(Some records)
━━━━

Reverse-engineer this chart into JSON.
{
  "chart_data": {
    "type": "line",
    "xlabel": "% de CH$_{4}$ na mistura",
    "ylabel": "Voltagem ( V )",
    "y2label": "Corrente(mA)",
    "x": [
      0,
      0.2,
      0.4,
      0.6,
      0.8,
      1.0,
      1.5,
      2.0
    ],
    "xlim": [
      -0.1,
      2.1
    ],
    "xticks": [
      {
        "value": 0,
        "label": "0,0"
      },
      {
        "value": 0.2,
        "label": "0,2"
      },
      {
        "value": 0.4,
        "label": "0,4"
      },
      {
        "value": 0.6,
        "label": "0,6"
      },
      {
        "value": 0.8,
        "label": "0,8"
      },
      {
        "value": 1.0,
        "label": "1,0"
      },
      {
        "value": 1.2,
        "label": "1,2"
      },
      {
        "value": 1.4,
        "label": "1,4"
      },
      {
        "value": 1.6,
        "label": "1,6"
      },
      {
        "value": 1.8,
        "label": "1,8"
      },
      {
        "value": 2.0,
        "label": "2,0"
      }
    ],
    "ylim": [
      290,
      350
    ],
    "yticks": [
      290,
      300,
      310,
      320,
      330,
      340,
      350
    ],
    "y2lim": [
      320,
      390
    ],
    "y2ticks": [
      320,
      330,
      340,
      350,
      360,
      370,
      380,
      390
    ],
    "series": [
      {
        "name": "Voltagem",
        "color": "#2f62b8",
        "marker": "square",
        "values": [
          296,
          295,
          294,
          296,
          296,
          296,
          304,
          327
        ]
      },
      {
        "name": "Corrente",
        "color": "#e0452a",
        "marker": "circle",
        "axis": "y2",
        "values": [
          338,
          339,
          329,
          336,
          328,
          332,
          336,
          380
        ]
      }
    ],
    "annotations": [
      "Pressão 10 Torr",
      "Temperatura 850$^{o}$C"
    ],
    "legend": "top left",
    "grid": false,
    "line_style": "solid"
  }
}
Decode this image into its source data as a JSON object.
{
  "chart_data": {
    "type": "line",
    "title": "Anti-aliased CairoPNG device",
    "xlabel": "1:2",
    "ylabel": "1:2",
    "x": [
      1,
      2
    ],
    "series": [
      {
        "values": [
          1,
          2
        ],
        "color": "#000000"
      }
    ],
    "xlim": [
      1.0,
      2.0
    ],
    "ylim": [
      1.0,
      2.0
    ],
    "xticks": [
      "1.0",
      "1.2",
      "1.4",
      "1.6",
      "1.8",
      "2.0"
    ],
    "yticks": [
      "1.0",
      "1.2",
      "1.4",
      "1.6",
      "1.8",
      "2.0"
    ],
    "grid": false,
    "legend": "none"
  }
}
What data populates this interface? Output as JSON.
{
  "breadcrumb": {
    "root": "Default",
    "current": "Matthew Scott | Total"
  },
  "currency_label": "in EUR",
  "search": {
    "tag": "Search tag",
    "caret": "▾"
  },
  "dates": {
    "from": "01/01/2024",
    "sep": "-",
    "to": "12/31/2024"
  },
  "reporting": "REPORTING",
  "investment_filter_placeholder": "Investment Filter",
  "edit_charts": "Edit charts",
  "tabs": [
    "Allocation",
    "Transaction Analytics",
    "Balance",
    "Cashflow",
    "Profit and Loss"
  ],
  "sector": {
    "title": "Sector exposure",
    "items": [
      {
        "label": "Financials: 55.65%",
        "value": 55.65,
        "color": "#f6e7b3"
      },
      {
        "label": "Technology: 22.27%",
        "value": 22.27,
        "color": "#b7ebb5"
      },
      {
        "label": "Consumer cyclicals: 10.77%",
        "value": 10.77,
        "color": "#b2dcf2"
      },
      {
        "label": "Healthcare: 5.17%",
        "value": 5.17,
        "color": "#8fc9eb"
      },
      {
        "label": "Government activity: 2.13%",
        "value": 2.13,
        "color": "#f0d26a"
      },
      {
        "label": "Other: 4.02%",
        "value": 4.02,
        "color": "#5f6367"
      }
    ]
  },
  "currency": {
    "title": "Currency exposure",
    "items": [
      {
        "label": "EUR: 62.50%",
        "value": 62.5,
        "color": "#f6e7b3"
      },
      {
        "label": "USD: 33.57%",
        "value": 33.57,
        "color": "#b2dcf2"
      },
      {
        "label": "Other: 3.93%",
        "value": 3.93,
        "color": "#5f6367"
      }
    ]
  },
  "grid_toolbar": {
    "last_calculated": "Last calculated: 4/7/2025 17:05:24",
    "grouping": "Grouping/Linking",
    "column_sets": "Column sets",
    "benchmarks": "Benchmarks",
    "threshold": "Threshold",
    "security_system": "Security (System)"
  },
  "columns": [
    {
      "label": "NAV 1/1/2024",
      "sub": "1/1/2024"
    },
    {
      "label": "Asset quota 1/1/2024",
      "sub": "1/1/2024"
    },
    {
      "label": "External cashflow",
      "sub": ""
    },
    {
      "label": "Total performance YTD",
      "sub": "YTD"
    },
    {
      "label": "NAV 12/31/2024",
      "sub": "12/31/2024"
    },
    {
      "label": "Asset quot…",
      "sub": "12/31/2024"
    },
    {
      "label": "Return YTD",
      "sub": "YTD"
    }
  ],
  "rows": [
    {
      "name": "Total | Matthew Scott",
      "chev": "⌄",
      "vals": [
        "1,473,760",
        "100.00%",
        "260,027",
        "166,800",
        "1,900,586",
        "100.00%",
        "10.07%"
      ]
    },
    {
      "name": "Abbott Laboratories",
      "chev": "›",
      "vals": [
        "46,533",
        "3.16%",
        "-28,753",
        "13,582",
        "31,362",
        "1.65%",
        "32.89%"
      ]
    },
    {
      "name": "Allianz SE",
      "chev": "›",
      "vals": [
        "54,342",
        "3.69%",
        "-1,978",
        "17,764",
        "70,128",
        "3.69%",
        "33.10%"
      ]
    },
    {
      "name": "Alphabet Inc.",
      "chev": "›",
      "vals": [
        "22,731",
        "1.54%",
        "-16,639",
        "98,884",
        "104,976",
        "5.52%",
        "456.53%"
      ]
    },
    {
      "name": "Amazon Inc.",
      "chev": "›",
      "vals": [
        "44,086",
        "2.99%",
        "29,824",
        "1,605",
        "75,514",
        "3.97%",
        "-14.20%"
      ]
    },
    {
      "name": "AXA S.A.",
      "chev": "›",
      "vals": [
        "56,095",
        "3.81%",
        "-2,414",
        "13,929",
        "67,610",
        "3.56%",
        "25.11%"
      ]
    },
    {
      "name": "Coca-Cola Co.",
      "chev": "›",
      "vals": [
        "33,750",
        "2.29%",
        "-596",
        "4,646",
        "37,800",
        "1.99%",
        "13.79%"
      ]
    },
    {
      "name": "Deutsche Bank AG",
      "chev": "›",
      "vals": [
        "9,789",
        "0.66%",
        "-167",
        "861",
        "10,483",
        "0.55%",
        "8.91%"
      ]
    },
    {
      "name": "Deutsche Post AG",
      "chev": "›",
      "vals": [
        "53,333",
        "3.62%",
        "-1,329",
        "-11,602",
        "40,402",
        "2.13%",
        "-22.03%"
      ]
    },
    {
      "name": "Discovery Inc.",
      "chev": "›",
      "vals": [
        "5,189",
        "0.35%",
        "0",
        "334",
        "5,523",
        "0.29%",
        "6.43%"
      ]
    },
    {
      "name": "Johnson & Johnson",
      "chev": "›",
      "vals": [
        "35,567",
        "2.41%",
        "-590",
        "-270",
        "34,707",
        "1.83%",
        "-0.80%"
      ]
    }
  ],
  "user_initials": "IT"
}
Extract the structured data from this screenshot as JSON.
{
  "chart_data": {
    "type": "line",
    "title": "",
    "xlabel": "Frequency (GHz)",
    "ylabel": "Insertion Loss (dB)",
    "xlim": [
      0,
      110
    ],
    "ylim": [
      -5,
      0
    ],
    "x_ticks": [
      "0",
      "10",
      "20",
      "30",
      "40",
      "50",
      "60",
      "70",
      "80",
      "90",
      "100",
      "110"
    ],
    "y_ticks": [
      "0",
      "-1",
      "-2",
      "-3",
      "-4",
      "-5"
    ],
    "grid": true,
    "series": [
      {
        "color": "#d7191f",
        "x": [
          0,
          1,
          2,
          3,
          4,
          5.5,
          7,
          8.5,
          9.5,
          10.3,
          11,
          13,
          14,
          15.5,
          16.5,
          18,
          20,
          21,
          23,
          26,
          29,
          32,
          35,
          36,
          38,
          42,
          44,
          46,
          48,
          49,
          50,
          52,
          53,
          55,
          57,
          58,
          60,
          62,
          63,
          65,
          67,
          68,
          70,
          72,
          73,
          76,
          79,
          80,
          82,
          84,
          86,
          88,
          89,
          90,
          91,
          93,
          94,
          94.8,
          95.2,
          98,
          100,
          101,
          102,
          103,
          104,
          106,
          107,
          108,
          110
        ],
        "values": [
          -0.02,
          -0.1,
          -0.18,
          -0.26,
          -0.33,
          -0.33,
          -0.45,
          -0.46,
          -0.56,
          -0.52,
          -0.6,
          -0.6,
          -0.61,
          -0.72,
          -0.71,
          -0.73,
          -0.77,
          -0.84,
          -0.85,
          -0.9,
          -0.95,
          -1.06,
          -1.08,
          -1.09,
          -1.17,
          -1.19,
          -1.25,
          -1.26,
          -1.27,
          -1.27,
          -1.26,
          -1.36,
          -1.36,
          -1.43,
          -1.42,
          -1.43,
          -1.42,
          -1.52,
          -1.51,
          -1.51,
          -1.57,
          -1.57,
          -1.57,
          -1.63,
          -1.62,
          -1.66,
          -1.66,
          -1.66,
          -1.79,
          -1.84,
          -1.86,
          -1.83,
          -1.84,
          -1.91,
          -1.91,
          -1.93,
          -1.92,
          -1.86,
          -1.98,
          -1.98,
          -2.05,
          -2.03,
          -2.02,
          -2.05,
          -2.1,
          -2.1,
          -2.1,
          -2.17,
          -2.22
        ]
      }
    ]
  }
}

━━━━

Find the word "Deutsche" in the material, then list each line that holds it.

Task output
      "name": "Deutsche Bank AG",
      "name": "Deutsche Post AG",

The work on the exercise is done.